(begin)

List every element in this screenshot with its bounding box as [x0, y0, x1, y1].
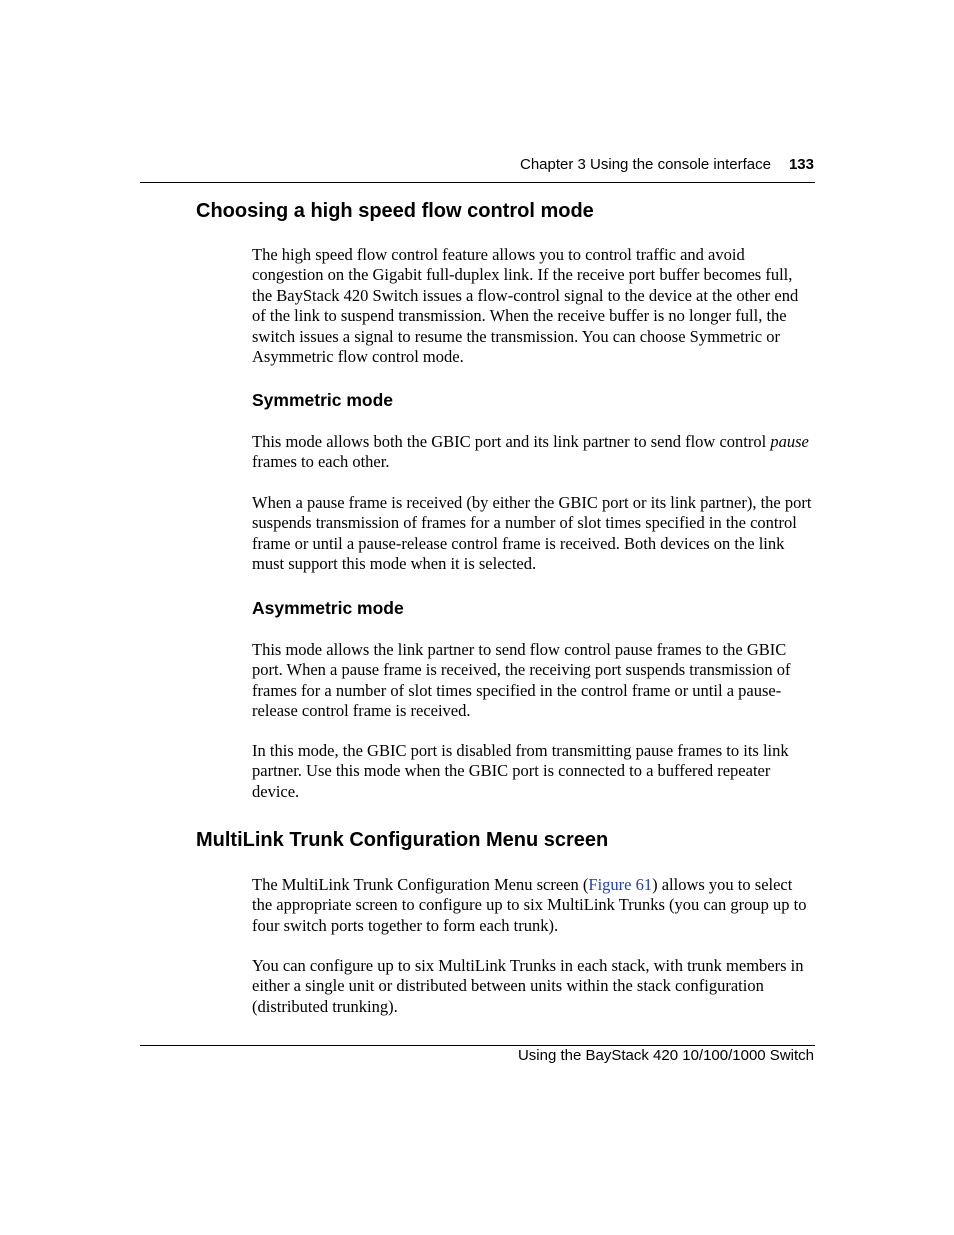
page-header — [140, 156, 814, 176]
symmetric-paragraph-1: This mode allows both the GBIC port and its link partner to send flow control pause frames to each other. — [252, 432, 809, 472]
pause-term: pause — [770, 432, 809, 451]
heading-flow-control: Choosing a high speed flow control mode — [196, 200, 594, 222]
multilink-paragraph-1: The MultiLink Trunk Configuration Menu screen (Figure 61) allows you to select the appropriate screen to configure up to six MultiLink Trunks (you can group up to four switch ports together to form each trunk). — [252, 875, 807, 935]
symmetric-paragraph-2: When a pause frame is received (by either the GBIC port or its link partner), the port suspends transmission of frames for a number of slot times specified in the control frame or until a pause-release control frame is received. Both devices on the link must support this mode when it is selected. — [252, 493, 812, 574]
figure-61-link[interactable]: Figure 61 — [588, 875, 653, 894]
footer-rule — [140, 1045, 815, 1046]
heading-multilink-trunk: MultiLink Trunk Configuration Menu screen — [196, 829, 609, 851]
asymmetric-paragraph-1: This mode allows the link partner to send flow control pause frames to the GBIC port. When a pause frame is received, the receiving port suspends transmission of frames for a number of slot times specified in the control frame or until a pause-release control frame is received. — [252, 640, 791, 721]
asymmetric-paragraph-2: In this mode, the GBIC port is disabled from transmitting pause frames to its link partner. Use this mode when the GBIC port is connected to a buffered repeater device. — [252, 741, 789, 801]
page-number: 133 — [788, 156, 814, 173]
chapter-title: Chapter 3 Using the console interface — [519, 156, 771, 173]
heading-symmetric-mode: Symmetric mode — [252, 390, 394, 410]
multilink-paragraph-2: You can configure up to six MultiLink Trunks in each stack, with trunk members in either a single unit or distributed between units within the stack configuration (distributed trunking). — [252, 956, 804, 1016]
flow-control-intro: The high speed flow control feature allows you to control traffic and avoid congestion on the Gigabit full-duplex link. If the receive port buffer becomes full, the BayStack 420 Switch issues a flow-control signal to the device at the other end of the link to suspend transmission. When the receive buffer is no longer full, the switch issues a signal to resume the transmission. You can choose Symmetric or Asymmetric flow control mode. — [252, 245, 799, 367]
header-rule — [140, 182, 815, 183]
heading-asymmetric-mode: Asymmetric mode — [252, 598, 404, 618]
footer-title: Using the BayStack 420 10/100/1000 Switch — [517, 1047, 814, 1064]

(end)

Reproduce every line of the material above verbatim, omitting the picture.

--- OUTPUT FOR THIS TASK ---
List every element in this screenshot with its bounding box as [x0, y0, x1, y1].
page-header — [140, 156, 814, 176]
symmetric-paragraph-1: This mode allows both the GBIC port and its link partner to send flow control pause frames to each other. — [252, 432, 809, 472]
pause-term: pause — [770, 432, 809, 451]
heading-flow-control: Choosing a high speed flow control mode — [196, 200, 594, 222]
multilink-paragraph-1: The MultiLink Trunk Configuration Menu screen (Figure 61) allows you to select the appropriate screen to configure up to six MultiLink Trunks (you can group up to four switch ports together to form each trunk). — [252, 875, 807, 935]
symmetric-paragraph-2: When a pause frame is received (by either the GBIC port or its link partner), the port suspends transmission of frames for a number of slot times specified in the control frame or until a pause-release control frame is received. Both devices on the link must support this mode when it is selected. — [252, 493, 812, 574]
figure-61-link[interactable]: Figure 61 — [588, 875, 653, 894]
footer-rule — [140, 1045, 815, 1046]
heading-multilink-trunk: MultiLink Trunk Configuration Menu screen — [196, 829, 609, 851]
asymmetric-paragraph-1: This mode allows the link partner to send flow control pause frames to the GBIC port. When a pause frame is received, the receiving port suspends transmission of frames for a number of slot times specified in the control frame or until a pause-release control frame is received. — [252, 640, 791, 721]
asymmetric-paragraph-2: In this mode, the GBIC port is disabled from transmitting pause frames to its link partner. Use this mode when the GBIC port is connected to a buffered repeater device. — [252, 741, 789, 801]
page-number: 133 — [788, 156, 814, 173]
chapter-title: Chapter 3 Using the console interface — [519, 156, 771, 173]
heading-symmetric-mode: Symmetric mode — [252, 390, 394, 410]
multilink-paragraph-2: You can configure up to six MultiLink Trunks in each stack, with trunk members in either a single unit or distributed between units within the stack configuration (distributed trunking). — [252, 956, 804, 1016]
flow-control-intro: The high speed flow control feature allows you to control traffic and avoid congestion on the Gigabit full-duplex link. If the receive port buffer becomes full, the BayStack 420 Switch issues a flow-control signal to the device at the other end of the link to suspend transmission. When the receive buffer is no longer full, the switch issues a signal to resume the transmission. You can choose Symmetric or Asymmetric flow control mode. — [252, 245, 799, 367]
header-rule — [140, 182, 815, 183]
heading-asymmetric-mode: Asymmetric mode — [252, 598, 404, 618]
footer-title: Using the BayStack 420 10/100/1000 Switch — [517, 1047, 814, 1064]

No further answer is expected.